**Given instruction**
Output each line of the material exactly as it stands.

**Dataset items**
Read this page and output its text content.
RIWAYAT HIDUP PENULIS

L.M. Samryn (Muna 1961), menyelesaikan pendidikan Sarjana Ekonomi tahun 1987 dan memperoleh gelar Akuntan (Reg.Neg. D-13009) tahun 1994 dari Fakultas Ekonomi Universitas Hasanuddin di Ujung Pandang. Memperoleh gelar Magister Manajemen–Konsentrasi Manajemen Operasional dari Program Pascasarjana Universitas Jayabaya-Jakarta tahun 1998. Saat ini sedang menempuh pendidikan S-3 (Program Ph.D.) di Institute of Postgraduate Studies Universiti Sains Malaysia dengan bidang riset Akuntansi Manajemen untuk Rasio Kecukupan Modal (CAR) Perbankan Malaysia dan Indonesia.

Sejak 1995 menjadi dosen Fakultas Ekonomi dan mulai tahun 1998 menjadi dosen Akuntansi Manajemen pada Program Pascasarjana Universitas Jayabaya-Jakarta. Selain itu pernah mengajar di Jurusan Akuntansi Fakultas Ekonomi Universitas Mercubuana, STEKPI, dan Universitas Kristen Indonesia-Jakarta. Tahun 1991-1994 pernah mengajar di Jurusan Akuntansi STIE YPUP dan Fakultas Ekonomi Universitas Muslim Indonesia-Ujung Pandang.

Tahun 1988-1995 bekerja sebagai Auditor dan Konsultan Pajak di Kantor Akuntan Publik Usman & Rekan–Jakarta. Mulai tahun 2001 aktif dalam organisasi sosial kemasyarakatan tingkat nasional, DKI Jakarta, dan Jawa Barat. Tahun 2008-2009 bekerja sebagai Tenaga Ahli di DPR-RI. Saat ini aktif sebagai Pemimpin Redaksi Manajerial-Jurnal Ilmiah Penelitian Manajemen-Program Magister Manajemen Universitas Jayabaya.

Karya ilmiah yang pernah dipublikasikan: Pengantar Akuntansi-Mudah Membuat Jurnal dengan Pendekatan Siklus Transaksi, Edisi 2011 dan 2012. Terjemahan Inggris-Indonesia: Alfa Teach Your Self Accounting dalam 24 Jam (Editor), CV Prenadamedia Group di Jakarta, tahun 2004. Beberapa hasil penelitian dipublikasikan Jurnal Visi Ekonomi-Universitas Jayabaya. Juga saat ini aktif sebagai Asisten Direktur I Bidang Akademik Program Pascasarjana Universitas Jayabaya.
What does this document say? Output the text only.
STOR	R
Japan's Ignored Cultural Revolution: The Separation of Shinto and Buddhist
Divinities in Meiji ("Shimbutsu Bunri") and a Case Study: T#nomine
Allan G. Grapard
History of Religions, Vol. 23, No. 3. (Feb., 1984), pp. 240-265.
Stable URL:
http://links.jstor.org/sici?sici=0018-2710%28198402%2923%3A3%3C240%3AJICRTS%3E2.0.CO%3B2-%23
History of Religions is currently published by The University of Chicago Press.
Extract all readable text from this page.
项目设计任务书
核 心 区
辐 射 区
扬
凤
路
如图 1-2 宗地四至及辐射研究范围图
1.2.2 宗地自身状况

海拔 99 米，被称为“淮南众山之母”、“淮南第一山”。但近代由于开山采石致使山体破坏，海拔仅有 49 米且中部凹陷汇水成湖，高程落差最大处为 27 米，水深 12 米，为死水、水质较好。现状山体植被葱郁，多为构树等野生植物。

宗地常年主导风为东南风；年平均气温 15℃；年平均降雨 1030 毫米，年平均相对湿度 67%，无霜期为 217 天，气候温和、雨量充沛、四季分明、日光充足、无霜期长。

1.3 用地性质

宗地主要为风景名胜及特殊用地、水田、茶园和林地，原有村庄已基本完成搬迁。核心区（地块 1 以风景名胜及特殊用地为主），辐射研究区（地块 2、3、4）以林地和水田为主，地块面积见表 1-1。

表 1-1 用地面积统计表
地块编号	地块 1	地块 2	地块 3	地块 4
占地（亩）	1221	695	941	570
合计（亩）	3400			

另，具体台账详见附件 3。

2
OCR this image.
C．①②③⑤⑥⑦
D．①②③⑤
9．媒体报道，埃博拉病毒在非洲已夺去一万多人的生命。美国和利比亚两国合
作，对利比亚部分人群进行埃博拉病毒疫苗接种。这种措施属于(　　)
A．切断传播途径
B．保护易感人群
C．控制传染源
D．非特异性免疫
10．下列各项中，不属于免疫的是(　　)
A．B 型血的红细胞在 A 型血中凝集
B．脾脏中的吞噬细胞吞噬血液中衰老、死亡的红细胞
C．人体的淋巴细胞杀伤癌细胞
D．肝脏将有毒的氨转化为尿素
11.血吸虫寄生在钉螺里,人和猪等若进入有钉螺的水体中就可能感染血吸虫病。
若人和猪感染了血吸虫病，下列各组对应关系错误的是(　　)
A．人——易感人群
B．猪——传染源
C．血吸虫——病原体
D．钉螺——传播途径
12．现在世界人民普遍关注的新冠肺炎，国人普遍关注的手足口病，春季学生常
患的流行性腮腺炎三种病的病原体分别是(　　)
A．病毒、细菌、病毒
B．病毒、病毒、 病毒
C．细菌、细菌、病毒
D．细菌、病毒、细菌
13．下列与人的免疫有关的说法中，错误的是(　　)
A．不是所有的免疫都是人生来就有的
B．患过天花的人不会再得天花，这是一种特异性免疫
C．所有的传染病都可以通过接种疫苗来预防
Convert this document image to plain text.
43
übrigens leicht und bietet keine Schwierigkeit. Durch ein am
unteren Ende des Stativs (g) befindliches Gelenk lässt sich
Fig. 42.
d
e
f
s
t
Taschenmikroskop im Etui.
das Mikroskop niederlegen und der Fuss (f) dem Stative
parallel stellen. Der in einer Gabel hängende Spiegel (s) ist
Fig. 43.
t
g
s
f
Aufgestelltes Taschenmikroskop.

**Answer for this exercise**
Read this page and output its text content.
RIWAYAT HIDUP PENULIS

L.M. Samryn (Muna 1961), menyelesaikan pendidikan Sarjana Ekonomi tahun 1987 dan memperoleh gelar Akuntan (Reg.Neg. D-13009) tahun 1994 dari Fakultas Ekonomi Universitas Hasanuddin di Ujung Pandang. Memperoleh gelar Magister Manajemen–Konsentrasi Manajemen Operasional dari Program Pascasarjana Universitas Jayabaya-Jakarta tahun 1998. Saat ini sedang menempuh pendidikan S-3 (Program Ph.D.) di Institute of Postgraduate Studies Universiti Sains Malaysia dengan bidang riset Akuntansi Manajemen untuk Rasio Kecukupan Modal (CAR) Perbankan Malaysia dan Indonesia.

Sejak 1995 menjadi dosen Fakultas Ekonomi dan mulai tahun 1998 menjadi dosen Akuntansi Manajemen pada Program Pascasarjana Universitas Jayabaya-Jakarta. Selain itu pernah mengajar di Jurusan Akuntansi Fakultas Ekonomi Universitas Mercubuana, STEKPI, dan Universitas Kristen Indonesia-Jakarta. Tahun 1991-1994 pernah mengajar di Jurusan Akuntansi STIE YPUP dan Fakultas Ekonomi Universitas Muslim Indonesia-Ujung Pandang.

Tahun 1988-1995 bekerja sebagai Auditor dan Konsultan Pajak di Kantor Akuntan Publik Usman & Rekan–Jakarta. Mulai tahun 2001 aktif dalam organisasi sosial kemasyarakatan tingkat nasional, DKI Jakarta, dan Jawa Barat. Tahun 2008-2009 bekerja sebagai Tenaga Ahli di DPR-RI. Saat ini aktif sebagai Pemimpin Redaksi Manajerial-Jurnal Ilmiah Penelitian Manajemen-Program Magister Manajemen Universitas Jayabaya.

Karya ilmiah yang pernah dipublikasikan: Pengantar Akuntansi-Mudah Membuat Jurnal dengan Pendekatan Siklus Transaksi, Edisi 2011 dan 2012. Terjemahan Inggris-Indonesia: Alfa Teach Your Self Accounting dalam 24 Jam (Editor), CV Prenadamedia Group di Jakarta, tahun 2004. Beberapa hasil penelitian dipublikasikan Jurnal Visi Ekonomi-Universitas Jayabaya. Juga saat ini aktif sebagai Asisten Direktur I Bidang Akademik Program Pascasarjana Universitas Jayabaya.
What does this document say? Output the text only.
STOR	R
Japan's Ignored Cultural Revolution: The Separation of Shinto and Buddhist
Divinities in Meiji ("Shimbutsu Bunri") and a Case Study: T#nomine
Allan G. Grapard
History of Religions, Vol. 23, No. 3. (Feb., 1984), pp. 240-265.
Stable URL:
http://links.jstor.org/sici?sici=0018-2710%28198402%2923%3A3%3C240%3AJICRTS%3E2.0.CO%3B2-%23
History of Religions is currently published by The University of Chicago Press.
Extract all readable text from this page.
项目设计任务书
核 心 区
辐 射 区
扬
凤
路
如图 1-2 宗地四至及辐射研究范围图
1.2.2 宗地自身状况

海拔 99 米，被称为“淮南众山之母”、“淮南第一山”。但近代由于开山采石致使山体破坏，海拔仅有 49 米且中部凹陷汇水成湖，高程落差最大处为 27 米，水深 12 米，为死水、水质较好。现状山体植被葱郁，多为构树等野生植物。

宗地常年主导风为东南风；年平均气温 15℃；年平均降雨 1030 毫米，年平均相对湿度 67%，无霜期为 217 天，气候温和、雨量充沛、四季分明、日光充足、无霜期长。

1.3 用地性质

宗地主要为风景名胜及特殊用地、水田、茶园和林地，原有村庄已基本完成搬迁。核心区（地块 1 以风景名胜及特殊用地为主），辐射研究区（地块 2、3、4）以林地和水田为主，地块面积见表 1-1。

表 1-1 用地面积统计表
地块编号	地块 1	地块 2	地块 3	地块 4
占地（亩）	1221	695	941	570
合计（亩）	3400			

另，具体台账详见附件 3。

2
OCR this image.
C．①②③⑤⑥⑦
D．①②③⑤
9．媒体报道，埃博拉病毒在非洲已夺去一万多人的生命。美国和利比亚两国合
作，对利比亚部分人群进行埃博拉病毒疫苗接种。这种措施属于(　　)
A．切断传播途径
B．保护易感人群
C．控制传染源
D．非特异性免疫
10．下列各项中，不属于免疫的是(　　)
A．B 型血的红细胞在 A 型血中凝集
B．脾脏中的吞噬细胞吞噬血液中衰老、死亡的红细胞
C．人体的淋巴细胞杀伤癌细胞
D．肝脏将有毒的氨转化为尿素
11.血吸虫寄生在钉螺里,人和猪等若进入有钉螺的水体中就可能感染血吸虫病。
若人和猪感染了血吸虫病，下列各组对应关系错误的是(　　)
A．人——易感人群
B．猪——传染源
C．血吸虫——病原体
D．钉螺——传播途径
12．现在世界人民普遍关注的新冠肺炎，国人普遍关注的手足口病，春季学生常
患的流行性腮腺炎三种病的病原体分别是(　　)
A．病毒、细菌、病毒
B．病毒、病毒、 病毒
C．细菌、细菌、病毒
D．细菌、病毒、细菌
13．下列与人的免疫有关的说法中，错误的是(　　)
A．不是所有的免疫都是人生来就有的
B．患过天花的人不会再得天花，这是一种特异性免疫
C．所有的传染病都可以通过接种疫苗来预防
Convert this document image to plain text.
43
übrigens leicht und bietet keine Schwierigkeit. Durch ein am
unteren Ende des Stativs (g) befindliches Gelenk lässt sich
Fig. 42.
d
e
f
s
t
Taschenmikroskop im Etui.
das Mikroskop niederlegen und der Fuss (f) dem Stative
parallel stellen. Der in einer Gabel hängende Spiegel (s) ist
Fig. 43.
t
g
s
f
Aufgestelltes Taschenmikroskop.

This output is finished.